Stated goal
Reproduce all of the records exactly.

Entries supplied
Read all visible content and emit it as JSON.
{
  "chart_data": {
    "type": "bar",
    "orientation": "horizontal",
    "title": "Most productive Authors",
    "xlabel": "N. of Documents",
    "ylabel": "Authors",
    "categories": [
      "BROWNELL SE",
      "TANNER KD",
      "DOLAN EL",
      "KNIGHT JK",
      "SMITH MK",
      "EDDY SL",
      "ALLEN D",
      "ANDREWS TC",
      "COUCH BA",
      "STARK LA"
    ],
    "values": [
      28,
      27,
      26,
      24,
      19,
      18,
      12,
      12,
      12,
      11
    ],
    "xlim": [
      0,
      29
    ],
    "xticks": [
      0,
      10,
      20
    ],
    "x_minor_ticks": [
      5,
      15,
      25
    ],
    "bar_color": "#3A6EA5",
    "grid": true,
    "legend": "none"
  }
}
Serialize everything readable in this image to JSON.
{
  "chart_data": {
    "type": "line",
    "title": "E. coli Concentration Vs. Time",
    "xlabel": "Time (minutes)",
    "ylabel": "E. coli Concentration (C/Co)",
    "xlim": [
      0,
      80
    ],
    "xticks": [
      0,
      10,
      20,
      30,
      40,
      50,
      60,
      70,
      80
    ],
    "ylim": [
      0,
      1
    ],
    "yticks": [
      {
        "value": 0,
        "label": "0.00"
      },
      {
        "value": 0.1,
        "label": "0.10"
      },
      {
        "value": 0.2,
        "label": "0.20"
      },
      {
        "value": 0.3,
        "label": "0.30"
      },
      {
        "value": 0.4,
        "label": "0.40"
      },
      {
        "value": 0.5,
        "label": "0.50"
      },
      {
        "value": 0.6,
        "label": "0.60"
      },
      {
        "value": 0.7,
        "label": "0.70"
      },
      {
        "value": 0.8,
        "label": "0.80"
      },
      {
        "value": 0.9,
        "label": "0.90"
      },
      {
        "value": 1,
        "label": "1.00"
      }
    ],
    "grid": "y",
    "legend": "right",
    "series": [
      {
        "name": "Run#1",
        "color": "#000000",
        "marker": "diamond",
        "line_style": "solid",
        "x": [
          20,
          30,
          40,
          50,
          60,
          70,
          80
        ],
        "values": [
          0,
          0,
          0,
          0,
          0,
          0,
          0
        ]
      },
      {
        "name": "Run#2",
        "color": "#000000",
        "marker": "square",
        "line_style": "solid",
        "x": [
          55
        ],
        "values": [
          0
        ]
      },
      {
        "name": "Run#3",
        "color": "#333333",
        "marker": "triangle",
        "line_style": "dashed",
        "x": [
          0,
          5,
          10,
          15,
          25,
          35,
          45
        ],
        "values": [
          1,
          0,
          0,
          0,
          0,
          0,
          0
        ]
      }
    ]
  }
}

Output of the task
Read all visible content and emit it as JSON.
{
  "chart_data": {
    "type": "bar",
    "orientation": "horizontal",
    "title": "Most productive Authors",
    "xlabel": "N. of Documents",
    "ylabel": "Authors",
    "categories": [
      "BROWNELL SE",
      "TANNER KD",
      "DOLAN EL",
      "KNIGHT JK",
      "SMITH MK",
      "EDDY SL",
      "ALLEN D",
      "ANDREWS TC",
      "COUCH BA",
      "STARK LA"
    ],
    "values": [
      28,
      27,
      26,
      24,
      19,
      18,
      12,
      12,
      12,
      11
    ],
    "xlim": [
      0,
      29
    ],
    "xticks": [
      0,
      10,
      20
    ],
    "x_minor_ticks": [
      5,
      15,
      25
    ],
    "bar_color": "#3A6EA5",
    "grid": true,
    "legend": "none"
  }
}
Serialize everything readable in this image to JSON.
{
  "chart_data": {
    "type": "line",
    "title": "E. coli Concentration Vs. Time",
    "xlabel": "Time (minutes)",
    "ylabel": "E. coli Concentration (C/Co)",
    "xlim": [
      0,
      80
    ],
    "xticks": [
      0,
      10,
      20,
      30,
      40,
      50,
      60,
      70,
      80
    ],
    "ylim": [
      0,
      1
    ],
    "yticks": [
      {
        "value": 0,
        "label": "0.00"
      },
      {
        "value": 0.1,
        "label": "0.10"
      },
      {
        "value": 0.2,
        "label": "0.20"
      },
      {
        "value": 0.3,
        "label": "0.30"
      },
      {
        "value": 0.4,
        "label": "0.40"
      },
      {
        "value": 0.5,
        "label": "0.50"
      },
      {
        "value": 0.6,
        "label": "0.60"
      },
      {
        "value": 0.7,
        "label": "0.70"
      },
      {
        "value": 0.8,
        "label": "0.80"
      },
      {
        "value": 0.9,
        "label": "0.90"
      },
      {
        "value": 1,
        "label": "1.00"
      }
    ],
    "grid": "y",
    "legend": "right",
    "series": [
      {
        "name": "Run#1",
        "color": "#000000",
        "marker": "diamond",
        "line_style": "solid",
        "x": [
          20,
          30,
          40,
          50,
          60,
          70,
          80
        ],
        "values": [
          0,
          0,
          0,
          0,
          0,
          0,
          0
        ]
      },
      {
        "name": "Run#2",
        "color": "#000000",
        "marker": "square",
        "line_style": "solid",
        "x": [
          55
        ],
        "values": [
          0
        ]
      },
      {
        "name": "Run#3",
        "color": "#333333",
        "marker": "triangle",
        "line_style": "dashed",
        "x": [
          0,
          5,
          10,
          15,
          25,
          35,
          45
        ],
        "values": [
          1,
          0,
          0,
          0,
          0,
          0,
          0
        ]
      }
    ]
  }
}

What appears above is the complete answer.